**** GIVEN DATA

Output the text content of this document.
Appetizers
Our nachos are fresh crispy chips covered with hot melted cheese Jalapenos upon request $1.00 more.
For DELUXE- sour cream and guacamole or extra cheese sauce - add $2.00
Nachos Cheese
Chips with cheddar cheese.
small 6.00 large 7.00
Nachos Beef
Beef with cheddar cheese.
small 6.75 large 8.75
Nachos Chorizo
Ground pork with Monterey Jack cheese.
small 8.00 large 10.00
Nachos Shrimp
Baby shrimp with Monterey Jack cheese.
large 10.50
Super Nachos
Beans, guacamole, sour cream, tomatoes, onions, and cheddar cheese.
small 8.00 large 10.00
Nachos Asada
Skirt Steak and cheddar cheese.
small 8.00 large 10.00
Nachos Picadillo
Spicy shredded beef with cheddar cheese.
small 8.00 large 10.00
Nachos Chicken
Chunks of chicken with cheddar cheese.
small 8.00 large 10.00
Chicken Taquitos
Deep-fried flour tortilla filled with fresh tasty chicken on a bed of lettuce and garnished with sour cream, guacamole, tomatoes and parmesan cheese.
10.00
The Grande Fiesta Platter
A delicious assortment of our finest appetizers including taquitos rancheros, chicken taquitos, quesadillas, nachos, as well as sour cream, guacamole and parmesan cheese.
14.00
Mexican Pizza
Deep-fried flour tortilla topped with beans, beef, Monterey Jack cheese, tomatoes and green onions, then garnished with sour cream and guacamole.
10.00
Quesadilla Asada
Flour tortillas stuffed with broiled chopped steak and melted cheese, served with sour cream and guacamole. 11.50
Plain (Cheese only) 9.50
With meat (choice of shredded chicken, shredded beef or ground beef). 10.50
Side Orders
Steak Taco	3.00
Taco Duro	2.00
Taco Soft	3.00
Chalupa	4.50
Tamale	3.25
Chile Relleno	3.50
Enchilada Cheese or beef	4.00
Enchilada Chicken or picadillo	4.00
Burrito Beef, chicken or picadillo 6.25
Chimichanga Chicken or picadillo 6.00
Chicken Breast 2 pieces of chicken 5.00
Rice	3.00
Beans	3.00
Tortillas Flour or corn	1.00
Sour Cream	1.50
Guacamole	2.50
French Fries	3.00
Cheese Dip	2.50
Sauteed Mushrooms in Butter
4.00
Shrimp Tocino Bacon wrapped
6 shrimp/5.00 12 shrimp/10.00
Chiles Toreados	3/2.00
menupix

********

In the listing above, locate each line with "fresh" and copy it.

FULL ANSWER:
Our nachos are fresh crispy chips covered with hot melted cheese Jalapenos upon request $1.00 more.
Deep-fried flour tortilla filled with fresh tasty chicken on a bed of lettuce and garnished with sour cream, guacamole, tomatoes and parmesan cheese.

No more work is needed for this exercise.